▶ **Set exercise**
Omit every picture and write out the rest of the records exactly.
====== Data
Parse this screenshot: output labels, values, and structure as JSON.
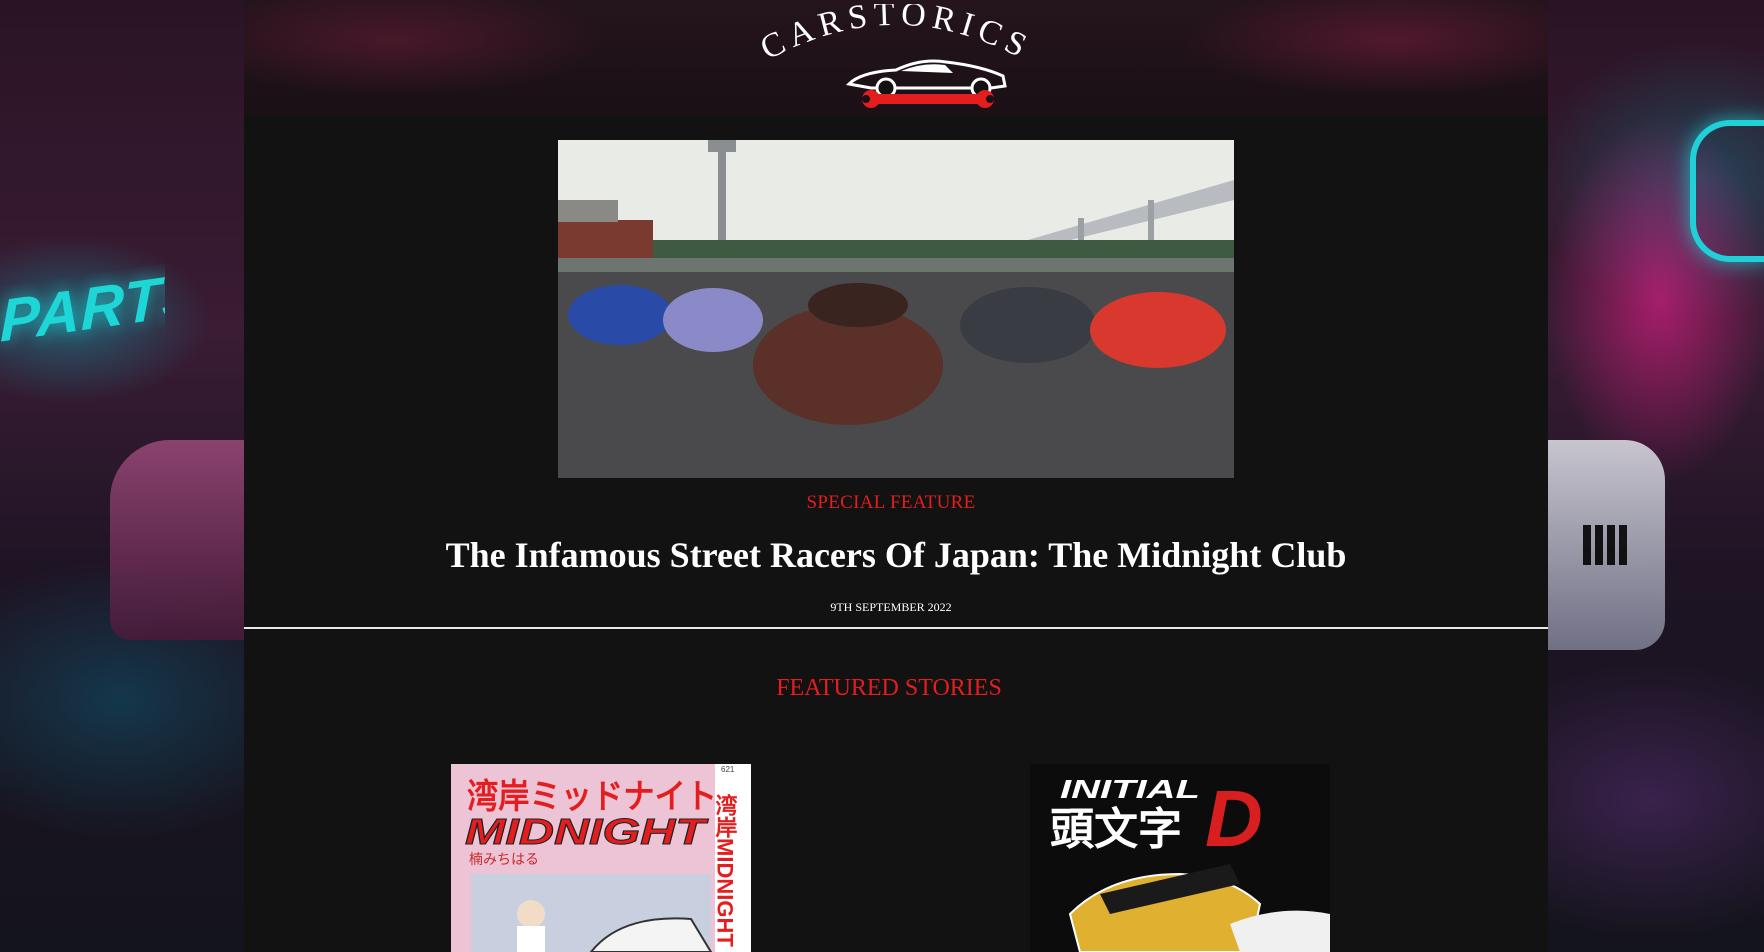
{
  "site": {
    "logo_text": "CARSTORICS",
    "logo_icon": "car-wrench-icon"
  },
  "hero": {
    "image_alt": "street-racing-cars-group-photo",
    "label": "SPECIAL FEATURE",
    "title": "The Infamous Street Racers Of Japan: The Midnight Club",
    "date": "9TH SEPTEMBER 2022"
  },
  "featured": {
    "heading": "FEATURED STORIES",
    "stories": [
      {
        "cover_title_jp": "湾岸ミッドナイト",
        "cover_title_en": "MIDNIGHT",
        "cover_author": "楠みちはる",
        "cover_spine": "湾岸MIDNIGHT",
        "cover_number": "621"
      },
      {
        "cover_title_top": "INITIAL",
        "cover_title_jp": "頭文字",
        "cover_title_letter": "D"
      }
    ]
  },
  "colors": {
    "accent": "#e41e1e",
    "page_bg": "#121212",
    "text": "#ffffff"
  }
}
============
▶ **Completed exercise**
Parse this screenshot: output labels, values, and structure as JSON.
{
  "site": {
    "logo_text": "CARSTORICS",
    "logo_icon": "car-wrench-icon"
  },
  "hero": {
    "image_alt": "street-racing-cars-group-photo",
    "label": "SPECIAL FEATURE",
    "title": "The Infamous Street Racers Of Japan: The Midnight Club",
    "date": "9TH SEPTEMBER 2022"
  },
  "featured": {
    "heading": "FEATURED STORIES",
    "stories": [
      {
        "cover_title_jp": "湾岸ミッドナイト",
        "cover_title_en": "MIDNIGHT",
        "cover_author": "楠みちはる",
        "cover_spine": "湾岸MIDNIGHT",
        "cover_number": "621"
      },
      {
        "cover_title_top": "INITIAL",
        "cover_title_jp": "頭文字",
        "cover_title_letter": "D"
      }
    ]
  },
  "colors": {
    "accent": "#e41e1e",
    "page_bg": "#121212",
    "text": "#ffffff"
  }
}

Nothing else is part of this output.